La division cellulaire générera deux cellules filles, ou « twin spots », marquées différentiellement juste après leur division. Le changement induit par TSG se situe au niveau de l’ADN, et de ce fait il est permanent et héréditaire. Pour la première fois, chez la drosophile, il devient possible de tracer in vivo le destin des deux « twin spots » dans le temps et à travers l’espace au cours d’analyses de descendance. Dans l’article de Nature Methods[1], Griffin et al. ont détecté une différence dans la cohésion cellulaire dans la descendance d’une des cellules filles (Figure 2).




Figure 2. Perte de cohésion dans la descendance d’un « twin spot ».
Les astérisques marquent différent « twin spots » dans un tissu progéniteur de la patte de la mouche. Le rectangle entoure une région spécifique où les cellules de même origine (en rouge) se sont séparées par perte de cohésion. Ce comportement est spécifique à ce tissu.


De plus, ils ont réussi à visualiser les « twin spots » dès la première division cellulaire. Ainsi, ils ont pu remonter dans le temps afin de définir le premier instant à partir duquel les deux cellules filles ont divergé (dans ce cas par leur forme : Figure 3).


Figure 3. Exemple d’un « twin spot » visualisé à l'intérieur d’un tissu de la mouche.
Cellules soeurs jumelles, en rouge et en vert issues de la même division. Les deux flèches montrent la position des deux noyaux. Ces deux cellules ont divergé en termes de forme dès leur première division cellulaire.

Au fur et à mesure du développement de TSG un autre projet d’envergure émergeait dans le laboratoire du Professeur Perrimon [4]. Concrètement, il s’agissait de construire une collection de mouches transgéniques composées de 6 500 lignées indépendantes, possédant chacune une mutation induite par un ARNi (ARN interférence). Il est alors apparu à ces chercheurs qu’en combinant ces deux approches (biologie systémique et génétique), une synergie prendrait forme.
Dans cette nouvelle approche appelée TSG-RNAi (Figure 4A), l’ARNi apporte l’aspect systématique en permettant d’introduire une mutation sous forme d’un ARNi à un seul des deux « twin spots». Ainsi, il est possible de réaliser un criblage à haut débit pour identifier la fonction des gènes de la drosophile. Quant à l’outil génétique TSG, en présentant côte à côte les cellules sauvages et les cellules mutantes, il fournit un contrôle interne quasi parfait.
# # # #
Répondez aux questions suivantes d'après l'extrait source.
(a) Combien de lignées indépendantes compte la collection de mouches transgéniques construite dans le laboratoire du Professeur Perrimon ?
(b) Selon la légende de la Figure 3, sur quel plan les deux cellules sœurs ont-elles divergé, et à partir de quand ?
(c) Dans l'approche TSG-RNAi, que fournit l'outil génétique TSG en présentant côte à côte les cellules sauvages et les cellules mutantes ?
# # # #
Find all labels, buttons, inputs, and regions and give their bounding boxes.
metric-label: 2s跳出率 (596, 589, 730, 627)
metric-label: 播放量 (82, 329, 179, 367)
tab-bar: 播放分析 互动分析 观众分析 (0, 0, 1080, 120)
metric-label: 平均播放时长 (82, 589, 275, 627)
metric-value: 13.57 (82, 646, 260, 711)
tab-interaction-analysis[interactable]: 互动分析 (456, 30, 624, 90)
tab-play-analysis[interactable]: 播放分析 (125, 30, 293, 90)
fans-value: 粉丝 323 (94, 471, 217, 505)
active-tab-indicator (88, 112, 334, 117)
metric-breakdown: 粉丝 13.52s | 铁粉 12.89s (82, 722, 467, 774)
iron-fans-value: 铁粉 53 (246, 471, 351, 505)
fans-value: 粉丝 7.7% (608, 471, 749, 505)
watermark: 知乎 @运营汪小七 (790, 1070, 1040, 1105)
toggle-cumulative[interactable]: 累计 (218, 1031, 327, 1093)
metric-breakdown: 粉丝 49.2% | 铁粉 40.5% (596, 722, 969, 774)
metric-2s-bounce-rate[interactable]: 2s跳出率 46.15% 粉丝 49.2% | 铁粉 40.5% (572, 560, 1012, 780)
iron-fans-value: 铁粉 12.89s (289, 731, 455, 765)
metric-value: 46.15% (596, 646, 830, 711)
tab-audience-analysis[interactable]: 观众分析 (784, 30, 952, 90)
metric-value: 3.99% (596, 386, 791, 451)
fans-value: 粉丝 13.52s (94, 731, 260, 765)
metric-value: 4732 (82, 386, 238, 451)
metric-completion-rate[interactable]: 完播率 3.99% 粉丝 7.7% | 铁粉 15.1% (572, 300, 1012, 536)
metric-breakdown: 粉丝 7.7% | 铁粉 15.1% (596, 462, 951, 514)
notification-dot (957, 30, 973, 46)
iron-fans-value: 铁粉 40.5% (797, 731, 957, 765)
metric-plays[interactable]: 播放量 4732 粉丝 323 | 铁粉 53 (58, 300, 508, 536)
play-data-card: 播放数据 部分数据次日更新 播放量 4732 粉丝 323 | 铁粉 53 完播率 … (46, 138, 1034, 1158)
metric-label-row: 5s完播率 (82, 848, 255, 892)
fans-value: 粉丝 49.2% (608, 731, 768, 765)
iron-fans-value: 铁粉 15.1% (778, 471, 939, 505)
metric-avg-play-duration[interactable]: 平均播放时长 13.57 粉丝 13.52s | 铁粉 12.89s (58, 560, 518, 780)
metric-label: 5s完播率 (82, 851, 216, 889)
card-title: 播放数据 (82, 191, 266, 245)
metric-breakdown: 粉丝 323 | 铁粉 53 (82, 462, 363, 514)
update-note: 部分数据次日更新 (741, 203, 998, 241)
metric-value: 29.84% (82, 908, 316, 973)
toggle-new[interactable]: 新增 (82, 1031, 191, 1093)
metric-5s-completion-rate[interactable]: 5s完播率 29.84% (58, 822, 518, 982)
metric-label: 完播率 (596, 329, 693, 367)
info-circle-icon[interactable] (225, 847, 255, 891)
# # # #
→ **TÂCHE RÉALISÉE**:
(a) 6 500 lignées indépendantes.
(b) Elles ont divergé par leur forme, dès leur première division cellulaire.
(c) Un contrôle interne quasi parfait.